--- BEGIN SUPPLIED MATERIAL ---

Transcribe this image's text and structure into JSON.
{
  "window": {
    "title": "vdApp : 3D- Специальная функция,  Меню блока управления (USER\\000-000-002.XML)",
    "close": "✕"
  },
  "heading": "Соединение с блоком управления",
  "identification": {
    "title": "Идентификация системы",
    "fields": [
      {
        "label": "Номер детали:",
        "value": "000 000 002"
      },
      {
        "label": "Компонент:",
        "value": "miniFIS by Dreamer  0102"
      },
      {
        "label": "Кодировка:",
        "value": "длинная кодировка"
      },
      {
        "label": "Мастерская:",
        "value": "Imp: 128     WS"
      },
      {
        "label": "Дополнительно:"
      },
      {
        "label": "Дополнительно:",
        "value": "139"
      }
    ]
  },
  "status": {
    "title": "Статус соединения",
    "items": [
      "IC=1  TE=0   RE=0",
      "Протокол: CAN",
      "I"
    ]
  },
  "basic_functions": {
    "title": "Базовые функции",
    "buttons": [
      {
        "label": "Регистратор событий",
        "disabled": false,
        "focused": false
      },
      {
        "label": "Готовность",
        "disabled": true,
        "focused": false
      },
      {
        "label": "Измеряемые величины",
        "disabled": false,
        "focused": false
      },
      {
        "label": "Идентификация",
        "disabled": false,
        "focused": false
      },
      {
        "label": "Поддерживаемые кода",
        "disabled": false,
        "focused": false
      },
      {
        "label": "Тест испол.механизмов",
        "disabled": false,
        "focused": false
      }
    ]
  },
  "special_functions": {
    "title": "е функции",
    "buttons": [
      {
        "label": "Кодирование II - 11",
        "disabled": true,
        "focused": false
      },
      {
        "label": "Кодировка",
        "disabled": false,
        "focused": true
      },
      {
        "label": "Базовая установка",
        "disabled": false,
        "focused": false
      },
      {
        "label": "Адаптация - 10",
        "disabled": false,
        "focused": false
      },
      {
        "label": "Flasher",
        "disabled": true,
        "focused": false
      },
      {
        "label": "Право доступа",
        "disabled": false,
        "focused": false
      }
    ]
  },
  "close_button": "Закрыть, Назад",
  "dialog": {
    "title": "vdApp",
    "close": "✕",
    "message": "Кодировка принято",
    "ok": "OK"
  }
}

--- END SUPPLIED MATERIAL ---

## WHAT TO DO:
Write the complete data out, exactly as above.

## EXERCISE RESPONSE:
Transcribe this image's text and structure into JSON.
{
  "window": {
    "title": "vdApp : 3D- Специальная функция,  Меню блока управления (USER\\000-000-002.XML)",
    "close": "✕"
  },
  "heading": "Соединение с блоком управления",
  "identification": {
    "title": "Идентификация системы",
    "fields": [
      {
        "label": "Номер детали:",
        "value": "000 000 002"
      },
      {
        "label": "Компонент:",
        "value": "miniFIS by Dreamer  0102"
      },
      {
        "label": "Кодировка:",
        "value": "длинная кодировка"
      },
      {
        "label": "Мастерская:",
        "value": "Imp: 128     WS"
      },
      {
        "label": "Дополнительно:"
      },
      {
        "label": "Дополнительно:",
        "value": "139"
      }
    ]
  },
  "status": {
    "title": "Статус соединения",
    "items": [
      "IC=1  TE=0   RE=0",
      "Протокол: CAN",
      "I"
    ]
  },
  "basic_functions": {
    "title": "Базовые функции",
    "buttons": [
      {
        "label": "Регистратор событий",
        "disabled": false,
        "focused": false
      },
      {
        "label": "Готовность",
        "disabled": true,
        "focused": false
      },
      {
        "label": "Измеряемые величины",
        "disabled": false,
        "focused": false
      },
      {
        "label": "Идентификация",
        "disabled": false,
        "focused": false
      },
      {
        "label": "Поддерживаемые кода",
        "disabled": false,
        "focused": false
      },
      {
        "label": "Тест испол.механизмов",
        "disabled": false,
        "focused": false
      }
    ]
  },
  "special_functions": {
    "title": "е функции",
    "buttons": [
      {
        "label": "Кодирование II - 11",
        "disabled": true,
        "focused": false
      },
      {
        "label": "Кодировка",
        "disabled": false,
        "focused": true
      },
      {
        "label": "Базовая установка",
        "disabled": false,
        "focused": false
      },
      {
        "label": "Адаптация - 10",
        "disabled": false,
        "focused": false
      },
      {
        "label": "Flasher",
        "disabled": true,
        "focused": false
      },
      {
        "label": "Право доступа",
        "disabled": false,
        "focused": false
      }
    ]
  },
  "close_button": "Закрыть, Назад",
  "dialog": {
    "title": "vdApp",
    "close": "✕",
    "message": "Кодировка принято",
    "ok": "OK"
  }
}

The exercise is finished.